* START Data listing *

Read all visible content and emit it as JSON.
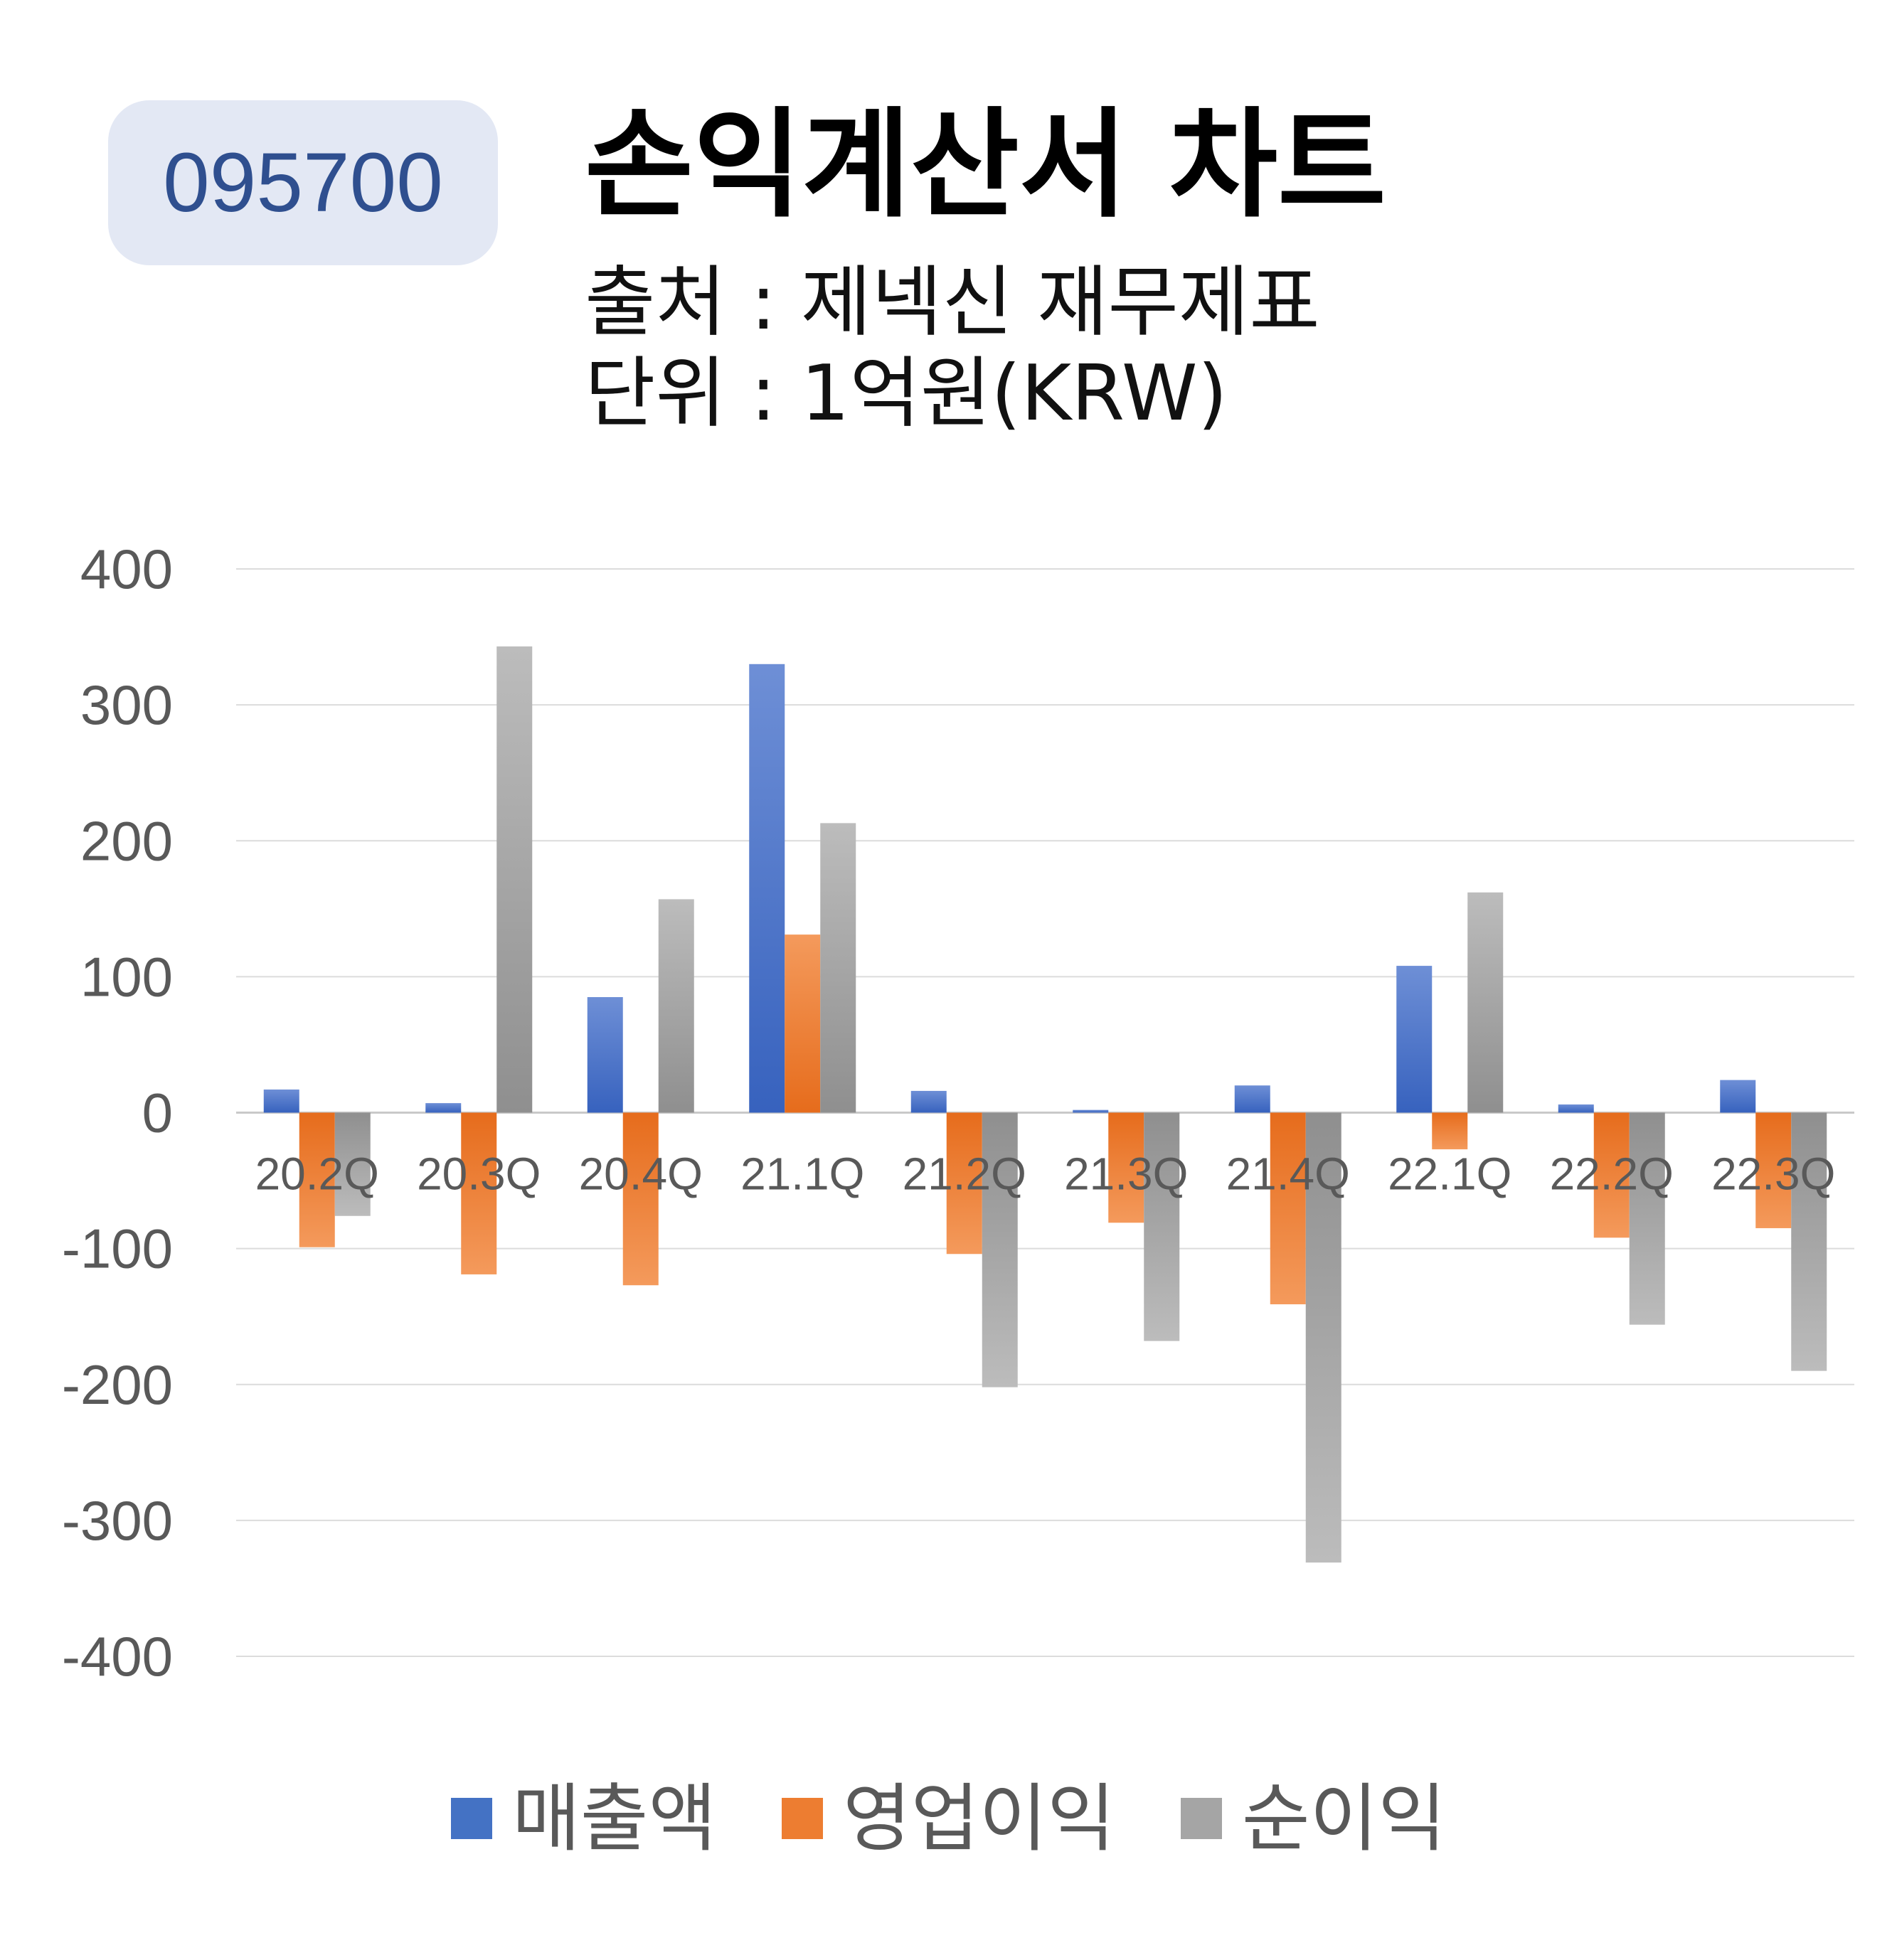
{
  "header": {
    "code": "095700",
    "title": "손익계산서 차트",
    "source": "출처 : 제넥신 재무제표",
    "unit": "단위 : 1억원(KRW)"
  },
  "chart_data": {
    "type": "bar",
    "categories": [
      "20.2Q",
      "20.3Q",
      "20.4Q",
      "21.1Q",
      "21.2Q",
      "21.3Q",
      "21.4Q",
      "22.1Q",
      "22.2Q",
      "22.3Q"
    ],
    "series": [
      {
        "name": "매출액",
        "color": "#4472c4",
        "values": [
          17,
          7,
          85,
          330,
          16,
          2,
          20,
          108,
          6,
          24
        ]
      },
      {
        "name": "영업이익",
        "color": "#ed7d31",
        "values": [
          -99,
          -119,
          -127,
          131,
          -104,
          -81,
          -141,
          -27,
          -92,
          -85
        ]
      },
      {
        "name": "순이익",
        "color": "#a5a5a5",
        "values": [
          -76,
          343,
          157,
          213,
          -202,
          -168,
          -331,
          162,
          -156,
          -190
        ]
      }
    ],
    "yticks": [
      400,
      300,
      200,
      100,
      0,
      -100,
      -200,
      -300,
      -400
    ],
    "ylim": [
      -400,
      400
    ],
    "grid": true,
    "legend": "bottom"
  }
}
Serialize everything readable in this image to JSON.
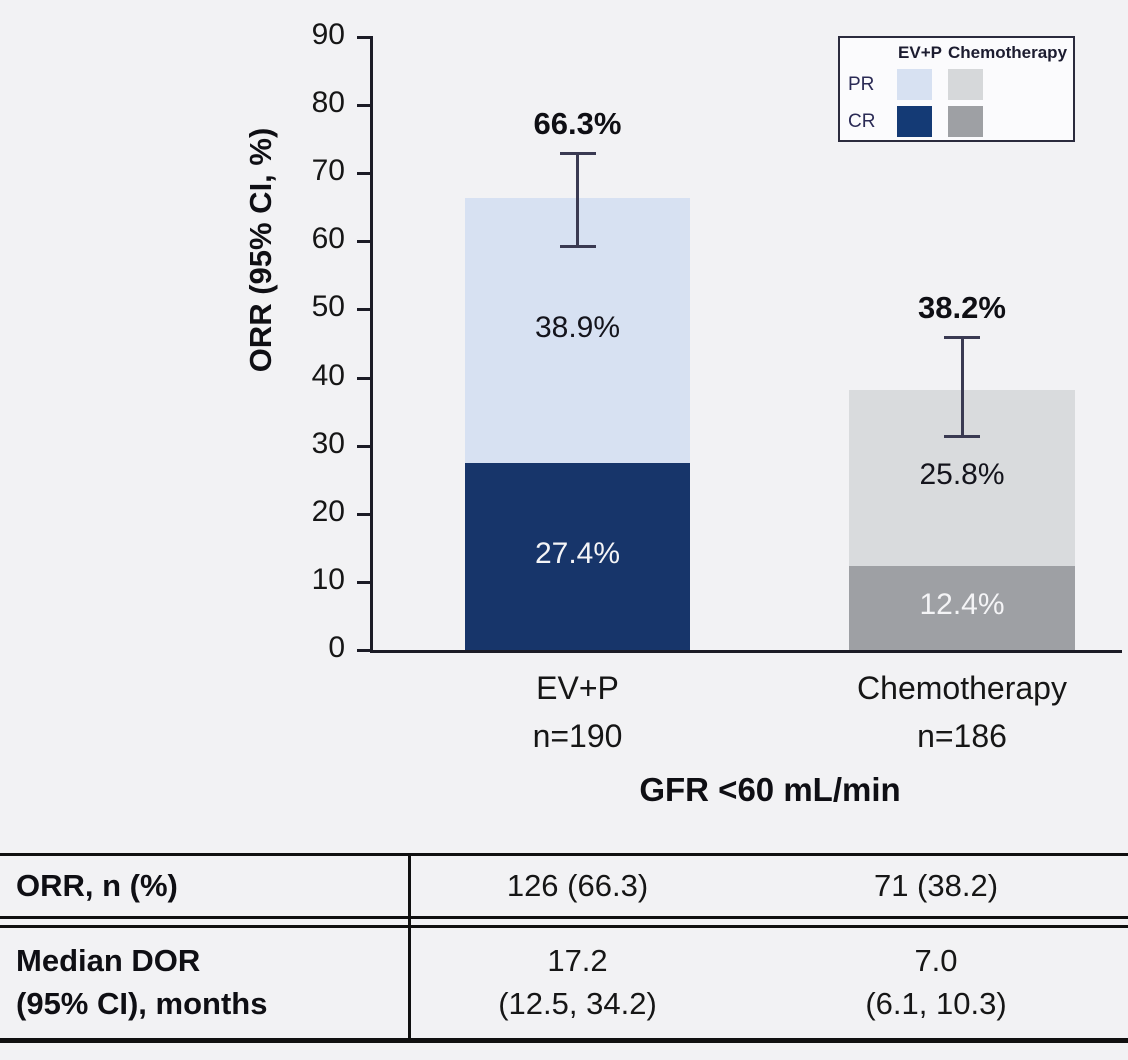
{
  "colors": {
    "evp_pr": "#d7e1f2",
    "evp_cr": "#17356a",
    "chemo_pr": "#d9dbdd",
    "chemo_cr": "#9ea0a4",
    "axis": "#1c1c26",
    "error_bar": "#3a3a52",
    "background": "#f2f2f4"
  },
  "chart_data": {
    "type": "bar",
    "stacked": true,
    "ylabel": "ORR (95% CI, %)",
    "xlabel": "GFR <60 mL/min",
    "ylim": [
      0,
      90
    ],
    "yticks": [
      "0",
      "10",
      "20",
      "30",
      "40",
      "50",
      "60",
      "70",
      "80",
      "90"
    ],
    "grid": false,
    "legend_position": "top-right",
    "groups": [
      {
        "key": "evp",
        "label": "EV+P",
        "sublabel": "n=190",
        "total": 66.3,
        "total_label": "66.3%",
        "ci": [
          59.2,
          73.0
        ],
        "segments": [
          {
            "name": "CR",
            "value": 27.4,
            "label": "27.4%",
            "color": "#17356a",
            "text_color": "#f4f4f6"
          },
          {
            "name": "PR",
            "value": 38.9,
            "label": "38.9%",
            "color": "#d7e1f2",
            "text_color": "#14141c"
          }
        ]
      },
      {
        "key": "chemo",
        "label": "Chemotherapy",
        "sublabel": "n=186",
        "total": 38.2,
        "total_label": "38.2%",
        "ci": [
          31.3,
          45.9
        ],
        "segments": [
          {
            "name": "CR",
            "value": 12.4,
            "label": "12.4%",
            "color": "#9ea0a4",
            "text_color": "#f4f4f6"
          },
          {
            "name": "PR",
            "value": 25.8,
            "label": "25.8%",
            "color": "#d9dbdd",
            "text_color": "#14141c"
          }
        ]
      }
    ]
  },
  "legend": {
    "columns": [
      {
        "label": "EV+P",
        "pr_color": "#d7e1f2",
        "cr_color": "#143a75"
      },
      {
        "label": "Chemotherapy",
        "pr_color": "#d6d8da",
        "cr_color": "#9ea0a4"
      }
    ],
    "row_labels": {
      "pr": "PR",
      "cr": "CR"
    }
  },
  "table": {
    "rows": [
      {
        "label": "ORR, n (%)",
        "evp": "126 (66.3)",
        "chemo": "71 (38.2)"
      },
      {
        "label": "Median DOR\n(95% CI), months",
        "evp": "17.2\n(12.5, 34.2)",
        "chemo": "7.0\n(6.1, 10.3)"
      }
    ]
  }
}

* END Data listing *

• [Problem]: All preceding records should be duplicated verbatim, images excepted.

• [The answer]:
Read all visible content and emit it as JSON.
{
  "header": {
    "code": "095700",
    "title": "손익계산서 차트",
    "source": "출처 : 제넥신 재무제표",
    "unit": "단위 : 1억원(KRW)"
  },
  "chart_data": {
    "type": "bar",
    "categories": [
      "20.2Q",
      "20.3Q",
      "20.4Q",
      "21.1Q",
      "21.2Q",
      "21.3Q",
      "21.4Q",
      "22.1Q",
      "22.2Q",
      "22.3Q"
    ],
    "series": [
      {
        "name": "매출액",
        "color": "#4472c4",
        "values": [
          17,
          7,
          85,
          330,
          16,
          2,
          20,
          108,
          6,
          24
        ]
      },
      {
        "name": "영업이익",
        "color": "#ed7d31",
        "values": [
          -99,
          -119,
          -127,
          131,
          -104,
          -81,
          -141,
          -27,
          -92,
          -85
        ]
      },
      {
        "name": "순이익",
        "color": "#a5a5a5",
        "values": [
          -76,
          343,
          157,
          213,
          -202,
          -168,
          -331,
          162,
          -156,
          -190
        ]
      }
    ],
    "yticks": [
      400,
      300,
      200,
      100,
      0,
      -100,
      -200,
      -300,
      -400
    ],
    "ylim": [
      -400,
      400
    ],
    "grid": true,
    "legend": "bottom"
  }
}
Serialize everything readable in this image to JSON.
{
  "colors": {
    "evp_pr": "#d7e1f2",
    "evp_cr": "#17356a",
    "chemo_pr": "#d9dbdd",
    "chemo_cr": "#9ea0a4",
    "axis": "#1c1c26",
    "error_bar": "#3a3a52",
    "background": "#f2f2f4"
  },
  "chart_data": {
    "type": "bar",
    "stacked": true,
    "ylabel": "ORR (95% CI, %)",
    "xlabel": "GFR <60 mL/min",
    "ylim": [
      0,
      90
    ],
    "yticks": [
      "0",
      "10",
      "20",
      "30",
      "40",
      "50",
      "60",
      "70",
      "80",
      "90"
    ],
    "grid": false,
    "legend_position": "top-right",
    "groups": [
      {
        "key": "evp",
        "label": "EV+P",
        "sublabel": "n=190",
        "total": 66.3,
        "total_label": "66.3%",
        "ci": [
          59.2,
          73.0
        ],
        "segments": [
          {
            "name": "CR",
            "value": 27.4,
            "label": "27.4%",
            "color": "#17356a",
            "text_color": "#f4f4f6"
          },
          {
            "name": "PR",
            "value": 38.9,
            "label": "38.9%",
            "color": "#d7e1f2",
            "text_color": "#14141c"
          }
        ]
      },
      {
        "key": "chemo",
        "label": "Chemotherapy",
        "sublabel": "n=186",
        "total": 38.2,
        "total_label": "38.2%",
        "ci": [
          31.3,
          45.9
        ],
        "segments": [
          {
            "name": "CR",
            "value": 12.4,
            "label": "12.4%",
            "color": "#9ea0a4",
            "text_color": "#f4f4f6"
          },
          {
            "name": "PR",
            "value": 25.8,
            "label": "25.8%",
            "color": "#d9dbdd",
            "text_color": "#14141c"
          }
        ]
      }
    ]
  },
  "legend": {
    "columns": [
      {
        "label": "EV+P",
        "pr_color": "#d7e1f2",
        "cr_color": "#143a75"
      },
      {
        "label": "Chemotherapy",
        "pr_color": "#d6d8da",
        "cr_color": "#9ea0a4"
      }
    ],
    "row_labels": {
      "pr": "PR",
      "cr": "CR"
    }
  },
  "table": {
    "rows": [
      {
        "label": "ORR, n (%)",
        "evp": "126 (66.3)",
        "chemo": "71 (38.2)"
      },
      {
        "label": "Median DOR\n(95% CI), months",
        "evp": "17.2\n(12.5, 34.2)",
        "chemo": "7.0\n(6.1, 10.3)"
      }
    ]
  }
}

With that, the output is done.